PROBLEM TO SOLVE ▸ Look at the entries below and reproduce them exactly.

SUPPLIED DATA ▸
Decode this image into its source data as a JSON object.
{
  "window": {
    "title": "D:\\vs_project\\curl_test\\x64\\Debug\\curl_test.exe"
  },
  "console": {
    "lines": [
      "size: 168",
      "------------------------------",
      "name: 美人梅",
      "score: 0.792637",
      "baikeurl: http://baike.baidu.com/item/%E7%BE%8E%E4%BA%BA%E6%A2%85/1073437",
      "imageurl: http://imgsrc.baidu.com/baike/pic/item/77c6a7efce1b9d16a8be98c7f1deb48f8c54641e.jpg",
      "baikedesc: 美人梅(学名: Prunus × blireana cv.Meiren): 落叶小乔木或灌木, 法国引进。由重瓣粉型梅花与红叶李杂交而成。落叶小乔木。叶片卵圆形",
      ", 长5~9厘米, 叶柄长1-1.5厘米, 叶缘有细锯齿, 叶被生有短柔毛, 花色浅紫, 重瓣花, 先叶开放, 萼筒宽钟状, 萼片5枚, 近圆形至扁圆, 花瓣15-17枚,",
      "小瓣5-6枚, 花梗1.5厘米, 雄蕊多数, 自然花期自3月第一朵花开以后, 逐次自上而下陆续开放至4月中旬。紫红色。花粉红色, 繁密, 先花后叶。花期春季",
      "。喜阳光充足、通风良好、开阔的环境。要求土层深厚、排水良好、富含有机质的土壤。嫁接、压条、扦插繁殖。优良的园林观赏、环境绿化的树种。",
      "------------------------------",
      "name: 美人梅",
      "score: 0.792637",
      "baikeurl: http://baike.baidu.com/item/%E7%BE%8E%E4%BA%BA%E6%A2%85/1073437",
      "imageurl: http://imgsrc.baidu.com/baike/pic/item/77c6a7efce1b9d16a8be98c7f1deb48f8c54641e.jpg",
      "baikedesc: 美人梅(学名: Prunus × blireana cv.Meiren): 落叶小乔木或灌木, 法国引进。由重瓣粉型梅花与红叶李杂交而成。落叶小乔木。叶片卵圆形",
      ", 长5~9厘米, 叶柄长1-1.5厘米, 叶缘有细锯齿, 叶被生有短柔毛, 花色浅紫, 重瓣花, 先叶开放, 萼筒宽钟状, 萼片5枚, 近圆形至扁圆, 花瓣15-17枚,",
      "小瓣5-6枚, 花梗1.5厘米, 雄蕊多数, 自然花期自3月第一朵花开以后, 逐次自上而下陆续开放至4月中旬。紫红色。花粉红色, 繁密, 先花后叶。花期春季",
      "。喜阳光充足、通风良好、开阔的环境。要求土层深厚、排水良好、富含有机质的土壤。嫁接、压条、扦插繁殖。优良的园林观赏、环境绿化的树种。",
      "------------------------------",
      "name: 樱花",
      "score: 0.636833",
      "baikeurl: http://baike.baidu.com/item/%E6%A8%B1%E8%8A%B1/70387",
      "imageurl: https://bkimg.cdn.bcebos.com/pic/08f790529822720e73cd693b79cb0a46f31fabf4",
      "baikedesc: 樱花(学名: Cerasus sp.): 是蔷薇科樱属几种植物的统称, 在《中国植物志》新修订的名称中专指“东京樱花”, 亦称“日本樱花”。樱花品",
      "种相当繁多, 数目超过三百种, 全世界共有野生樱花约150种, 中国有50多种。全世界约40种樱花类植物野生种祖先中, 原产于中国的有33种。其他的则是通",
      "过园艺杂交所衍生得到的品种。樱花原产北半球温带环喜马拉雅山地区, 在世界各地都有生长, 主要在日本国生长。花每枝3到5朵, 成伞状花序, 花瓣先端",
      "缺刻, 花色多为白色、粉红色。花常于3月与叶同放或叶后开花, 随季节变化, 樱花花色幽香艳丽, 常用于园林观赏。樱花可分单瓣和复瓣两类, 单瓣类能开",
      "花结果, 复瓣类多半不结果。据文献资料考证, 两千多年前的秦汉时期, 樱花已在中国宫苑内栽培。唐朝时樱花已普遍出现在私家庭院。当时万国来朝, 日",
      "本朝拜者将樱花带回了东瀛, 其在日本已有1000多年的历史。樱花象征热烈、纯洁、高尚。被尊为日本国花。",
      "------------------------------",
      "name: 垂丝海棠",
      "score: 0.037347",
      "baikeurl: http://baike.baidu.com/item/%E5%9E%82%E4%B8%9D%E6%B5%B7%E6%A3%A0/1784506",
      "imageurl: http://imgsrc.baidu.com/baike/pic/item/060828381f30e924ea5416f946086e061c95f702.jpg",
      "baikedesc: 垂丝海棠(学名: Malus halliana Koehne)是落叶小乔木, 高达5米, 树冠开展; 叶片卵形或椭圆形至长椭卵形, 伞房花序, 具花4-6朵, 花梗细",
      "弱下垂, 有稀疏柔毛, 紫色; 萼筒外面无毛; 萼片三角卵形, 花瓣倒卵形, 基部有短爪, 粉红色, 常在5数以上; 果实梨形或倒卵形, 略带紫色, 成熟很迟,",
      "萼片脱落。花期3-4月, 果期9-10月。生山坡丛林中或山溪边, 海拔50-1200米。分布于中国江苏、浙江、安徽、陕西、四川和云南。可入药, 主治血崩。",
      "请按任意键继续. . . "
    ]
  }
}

ANSWER FOR THIS EXERCISE ▸
Decode this image into its source data as a JSON object.
{
  "window": {
    "title": "D:\\vs_project\\curl_test\\x64\\Debug\\curl_test.exe"
  },
  "console": {
    "lines": [
      "size: 168",
      "------------------------------",
      "name: 美人梅",
      "score: 0.792637",
      "baikeurl: http://baike.baidu.com/item/%E7%BE%8E%E4%BA%BA%E6%A2%85/1073437",
      "imageurl: http://imgsrc.baidu.com/baike/pic/item/77c6a7efce1b9d16a8be98c7f1deb48f8c54641e.jpg",
      "baikedesc: 美人梅(学名: Prunus × blireana cv.Meiren): 落叶小乔木或灌木, 法国引进。由重瓣粉型梅花与红叶李杂交而成。落叶小乔木。叶片卵圆形",
      ", 长5~9厘米, 叶柄长1-1.5厘米, 叶缘有细锯齿, 叶被生有短柔毛, 花色浅紫, 重瓣花, 先叶开放, 萼筒宽钟状, 萼片5枚, 近圆形至扁圆, 花瓣15-17枚,",
      "小瓣5-6枚, 花梗1.5厘米, 雄蕊多数, 自然花期自3月第一朵花开以后, 逐次自上而下陆续开放至4月中旬。紫红色。花粉红色, 繁密, 先花后叶。花期春季",
      "。喜阳光充足、通风良好、开阔的环境。要求土层深厚、排水良好、富含有机质的土壤。嫁接、压条、扦插繁殖。优良的园林观赏、环境绿化的树种。",
      "------------------------------",
      "name: 美人梅",
      "score: 0.792637",
      "baikeurl: http://baike.baidu.com/item/%E7%BE%8E%E4%BA%BA%E6%A2%85/1073437",
      "imageurl: http://imgsrc.baidu.com/baike/pic/item/77c6a7efce1b9d16a8be98c7f1deb48f8c54641e.jpg",
      "baikedesc: 美人梅(学名: Prunus × blireana cv.Meiren): 落叶小乔木或灌木, 法国引进。由重瓣粉型梅花与红叶李杂交而成。落叶小乔木。叶片卵圆形",
      ", 长5~9厘米, 叶柄长1-1.5厘米, 叶缘有细锯齿, 叶被生有短柔毛, 花色浅紫, 重瓣花, 先叶开放, 萼筒宽钟状, 萼片5枚, 近圆形至扁圆, 花瓣15-17枚,",
      "小瓣5-6枚, 花梗1.5厘米, 雄蕊多数, 自然花期自3月第一朵花开以后, 逐次自上而下陆续开放至4月中旬。紫红色。花粉红色, 繁密, 先花后叶。花期春季",
      "。喜阳光充足、通风良好、开阔的环境。要求土层深厚、排水良好、富含有机质的土壤。嫁接、压条、扦插繁殖。优良的园林观赏、环境绿化的树种。",
      "------------------------------",
      "name: 樱花",
      "score: 0.636833",
      "baikeurl: http://baike.baidu.com/item/%E6%A8%B1%E8%8A%B1/70387",
      "imageurl: https://bkimg.cdn.bcebos.com/pic/08f790529822720e73cd693b79cb0a46f31fabf4",
      "baikedesc: 樱花(学名: Cerasus sp.): 是蔷薇科樱属几种植物的统称, 在《中国植物志》新修订的名称中专指“东京樱花”, 亦称“日本樱花”。樱花品",
      "种相当繁多, 数目超过三百种, 全世界共有野生樱花约150种, 中国有50多种。全世界约40种樱花类植物野生种祖先中, 原产于中国的有33种。其他的则是通",
      "过园艺杂交所衍生得到的品种。樱花原产北半球温带环喜马拉雅山地区, 在世界各地都有生长, 主要在日本国生长。花每枝3到5朵, 成伞状花序, 花瓣先端",
      "缺刻, 花色多为白色、粉红色。花常于3月与叶同放或叶后开花, 随季节变化, 樱花花色幽香艳丽, 常用于园林观赏。樱花可分单瓣和复瓣两类, 单瓣类能开",
      "花结果, 复瓣类多半不结果。据文献资料考证, 两千多年前的秦汉时期, 樱花已在中国宫苑内栽培。唐朝时樱花已普遍出现在私家庭院。当时万国来朝, 日",
      "本朝拜者将樱花带回了东瀛, 其在日本已有1000多年的历史。樱花象征热烈、纯洁、高尚。被尊为日本国花。",
      "------------------------------",
      "name: 垂丝海棠",
      "score: 0.037347",
      "baikeurl: http://baike.baidu.com/item/%E5%9E%82%E4%B8%9D%E6%B5%B7%E6%A3%A0/1784506",
      "imageurl: http://imgsrc.baidu.com/baike/pic/item/060828381f30e924ea5416f946086e061c95f702.jpg",
      "baikedesc: 垂丝海棠(学名: Malus halliana Koehne)是落叶小乔木, 高达5米, 树冠开展; 叶片卵形或椭圆形至长椭卵形, 伞房花序, 具花4-6朵, 花梗细",
      "弱下垂, 有稀疏柔毛, 紫色; 萼筒外面无毛; 萼片三角卵形, 花瓣倒卵形, 基部有短爪, 粉红色, 常在5数以上; 果实梨形或倒卵形, 略带紫色, 成熟很迟,",
      "萼片脱落。花期3-4月, 果期9-10月。生山坡丛林中或山溪边, 海拔50-1200米。分布于中国江苏、浙江、安徽、陕西、四川和云南。可入药, 主治血崩。",
      "请按任意键继续. . . "
    ]
  }
}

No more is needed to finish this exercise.